> Records supplied:
-------
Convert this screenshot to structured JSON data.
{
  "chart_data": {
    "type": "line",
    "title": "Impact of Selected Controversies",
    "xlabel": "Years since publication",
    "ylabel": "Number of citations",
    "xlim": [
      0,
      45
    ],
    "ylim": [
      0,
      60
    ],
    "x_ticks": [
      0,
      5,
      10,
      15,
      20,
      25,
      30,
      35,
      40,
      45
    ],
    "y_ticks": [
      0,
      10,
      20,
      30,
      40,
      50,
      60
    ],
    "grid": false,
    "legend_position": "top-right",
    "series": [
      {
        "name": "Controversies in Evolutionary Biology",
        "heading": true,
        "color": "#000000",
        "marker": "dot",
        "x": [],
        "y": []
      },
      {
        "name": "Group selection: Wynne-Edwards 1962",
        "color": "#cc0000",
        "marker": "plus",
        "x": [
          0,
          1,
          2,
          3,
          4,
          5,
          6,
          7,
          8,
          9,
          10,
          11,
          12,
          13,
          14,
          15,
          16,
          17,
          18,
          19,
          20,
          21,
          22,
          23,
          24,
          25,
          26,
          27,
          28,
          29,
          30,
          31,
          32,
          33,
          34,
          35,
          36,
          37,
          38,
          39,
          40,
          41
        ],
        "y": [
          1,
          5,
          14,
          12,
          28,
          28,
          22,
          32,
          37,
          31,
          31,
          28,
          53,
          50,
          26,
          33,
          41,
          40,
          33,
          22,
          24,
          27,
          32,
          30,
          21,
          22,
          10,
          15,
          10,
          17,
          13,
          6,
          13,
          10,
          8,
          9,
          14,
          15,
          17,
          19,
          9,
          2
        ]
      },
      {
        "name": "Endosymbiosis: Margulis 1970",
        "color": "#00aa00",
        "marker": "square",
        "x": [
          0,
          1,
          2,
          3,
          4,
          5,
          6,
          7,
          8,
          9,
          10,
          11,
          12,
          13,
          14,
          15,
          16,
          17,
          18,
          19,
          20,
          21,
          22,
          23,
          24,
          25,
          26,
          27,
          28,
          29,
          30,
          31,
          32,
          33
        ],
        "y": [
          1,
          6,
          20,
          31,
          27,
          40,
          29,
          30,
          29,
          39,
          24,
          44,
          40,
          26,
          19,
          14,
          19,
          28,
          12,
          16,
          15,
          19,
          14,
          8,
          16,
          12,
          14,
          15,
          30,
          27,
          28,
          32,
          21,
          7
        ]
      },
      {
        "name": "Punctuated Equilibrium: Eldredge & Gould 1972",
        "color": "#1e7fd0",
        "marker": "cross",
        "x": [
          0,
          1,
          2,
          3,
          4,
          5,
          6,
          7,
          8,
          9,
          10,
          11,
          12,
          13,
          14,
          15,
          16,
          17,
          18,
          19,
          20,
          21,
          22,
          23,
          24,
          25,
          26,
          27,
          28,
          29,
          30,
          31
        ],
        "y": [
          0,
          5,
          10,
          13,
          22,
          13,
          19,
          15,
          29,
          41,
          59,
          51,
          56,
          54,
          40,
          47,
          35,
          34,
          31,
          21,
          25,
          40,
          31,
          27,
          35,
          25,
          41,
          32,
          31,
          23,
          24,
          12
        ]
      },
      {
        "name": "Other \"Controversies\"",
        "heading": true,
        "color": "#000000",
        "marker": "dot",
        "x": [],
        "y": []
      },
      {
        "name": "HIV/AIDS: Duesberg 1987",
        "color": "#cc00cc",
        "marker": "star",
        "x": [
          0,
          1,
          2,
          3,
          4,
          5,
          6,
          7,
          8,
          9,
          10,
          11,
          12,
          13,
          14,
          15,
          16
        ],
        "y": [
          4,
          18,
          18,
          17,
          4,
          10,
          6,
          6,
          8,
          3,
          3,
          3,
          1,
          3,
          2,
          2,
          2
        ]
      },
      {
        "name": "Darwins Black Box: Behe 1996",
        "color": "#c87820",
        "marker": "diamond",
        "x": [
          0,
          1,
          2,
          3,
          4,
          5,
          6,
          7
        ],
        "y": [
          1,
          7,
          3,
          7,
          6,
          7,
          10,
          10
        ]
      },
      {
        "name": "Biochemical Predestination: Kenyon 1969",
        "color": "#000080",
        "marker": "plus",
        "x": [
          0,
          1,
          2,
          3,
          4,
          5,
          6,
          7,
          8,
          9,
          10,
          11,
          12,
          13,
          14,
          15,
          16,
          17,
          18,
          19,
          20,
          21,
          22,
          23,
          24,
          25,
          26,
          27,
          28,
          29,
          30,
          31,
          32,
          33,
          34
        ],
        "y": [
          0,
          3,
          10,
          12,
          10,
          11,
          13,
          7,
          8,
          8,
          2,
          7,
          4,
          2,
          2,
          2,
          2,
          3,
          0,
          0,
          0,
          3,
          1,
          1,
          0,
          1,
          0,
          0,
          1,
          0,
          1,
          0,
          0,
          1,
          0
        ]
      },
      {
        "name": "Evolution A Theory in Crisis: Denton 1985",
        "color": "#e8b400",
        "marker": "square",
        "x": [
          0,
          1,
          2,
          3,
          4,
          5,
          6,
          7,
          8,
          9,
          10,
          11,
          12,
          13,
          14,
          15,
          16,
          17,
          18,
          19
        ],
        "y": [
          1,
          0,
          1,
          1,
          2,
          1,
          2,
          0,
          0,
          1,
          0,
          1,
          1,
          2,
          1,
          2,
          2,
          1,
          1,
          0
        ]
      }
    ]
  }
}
-------
> What is needed:
Across the entries, how many lines contain "color"? Reply with the number only.

> Exercise response:
9